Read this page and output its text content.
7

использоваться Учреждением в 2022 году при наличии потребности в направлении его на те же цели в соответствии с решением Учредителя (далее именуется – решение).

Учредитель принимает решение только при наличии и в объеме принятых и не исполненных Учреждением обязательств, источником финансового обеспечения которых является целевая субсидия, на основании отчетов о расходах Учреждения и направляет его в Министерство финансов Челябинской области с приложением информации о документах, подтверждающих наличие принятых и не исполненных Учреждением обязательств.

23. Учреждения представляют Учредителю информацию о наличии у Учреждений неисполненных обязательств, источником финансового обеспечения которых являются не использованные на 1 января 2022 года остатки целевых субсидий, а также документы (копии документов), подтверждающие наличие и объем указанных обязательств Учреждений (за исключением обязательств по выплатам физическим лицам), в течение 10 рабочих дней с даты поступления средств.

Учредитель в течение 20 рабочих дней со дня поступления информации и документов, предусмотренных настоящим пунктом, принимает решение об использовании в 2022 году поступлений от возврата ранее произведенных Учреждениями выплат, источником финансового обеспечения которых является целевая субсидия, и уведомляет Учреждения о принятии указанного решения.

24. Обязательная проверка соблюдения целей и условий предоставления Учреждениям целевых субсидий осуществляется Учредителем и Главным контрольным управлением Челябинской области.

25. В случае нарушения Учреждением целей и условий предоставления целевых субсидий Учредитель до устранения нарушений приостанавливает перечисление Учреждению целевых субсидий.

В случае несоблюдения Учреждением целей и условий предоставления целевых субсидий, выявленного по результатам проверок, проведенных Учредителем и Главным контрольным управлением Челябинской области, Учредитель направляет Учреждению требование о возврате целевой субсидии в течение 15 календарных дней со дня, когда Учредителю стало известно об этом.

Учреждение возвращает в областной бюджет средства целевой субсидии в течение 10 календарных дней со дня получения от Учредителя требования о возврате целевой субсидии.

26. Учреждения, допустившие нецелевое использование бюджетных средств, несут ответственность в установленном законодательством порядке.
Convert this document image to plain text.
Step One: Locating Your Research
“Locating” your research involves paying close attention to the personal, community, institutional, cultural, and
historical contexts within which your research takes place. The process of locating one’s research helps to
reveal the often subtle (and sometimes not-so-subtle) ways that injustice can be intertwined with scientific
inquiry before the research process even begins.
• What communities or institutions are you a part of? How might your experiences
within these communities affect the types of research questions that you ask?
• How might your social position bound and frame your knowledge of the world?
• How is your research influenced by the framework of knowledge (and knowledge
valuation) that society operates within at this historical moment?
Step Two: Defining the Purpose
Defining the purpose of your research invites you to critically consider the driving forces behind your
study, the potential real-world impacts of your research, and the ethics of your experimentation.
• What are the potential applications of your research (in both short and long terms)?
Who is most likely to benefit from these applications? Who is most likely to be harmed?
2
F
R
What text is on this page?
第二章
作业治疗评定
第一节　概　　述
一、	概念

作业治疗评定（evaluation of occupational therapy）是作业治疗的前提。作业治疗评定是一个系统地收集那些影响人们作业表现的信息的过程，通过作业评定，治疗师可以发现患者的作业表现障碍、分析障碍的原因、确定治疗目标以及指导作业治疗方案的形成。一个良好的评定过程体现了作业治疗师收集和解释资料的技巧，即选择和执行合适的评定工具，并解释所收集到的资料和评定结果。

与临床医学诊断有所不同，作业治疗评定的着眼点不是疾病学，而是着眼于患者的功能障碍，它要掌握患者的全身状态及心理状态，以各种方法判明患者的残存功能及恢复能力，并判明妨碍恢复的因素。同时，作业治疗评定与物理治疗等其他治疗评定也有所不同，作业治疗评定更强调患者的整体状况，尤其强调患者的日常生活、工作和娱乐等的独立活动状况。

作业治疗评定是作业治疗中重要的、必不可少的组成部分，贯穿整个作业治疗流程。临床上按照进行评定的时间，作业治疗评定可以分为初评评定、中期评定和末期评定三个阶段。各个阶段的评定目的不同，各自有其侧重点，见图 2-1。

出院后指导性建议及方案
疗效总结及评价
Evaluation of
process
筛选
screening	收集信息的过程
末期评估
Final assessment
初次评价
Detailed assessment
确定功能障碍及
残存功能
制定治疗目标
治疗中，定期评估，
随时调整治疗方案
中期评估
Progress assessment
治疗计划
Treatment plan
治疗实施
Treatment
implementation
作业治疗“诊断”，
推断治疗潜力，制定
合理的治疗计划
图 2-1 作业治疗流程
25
##########
# WORK TO COMPLETE
Count how many lines in the data above hold the string "applications", and give the number with no other words.

# OUTPUT OF THE EXERCISE
2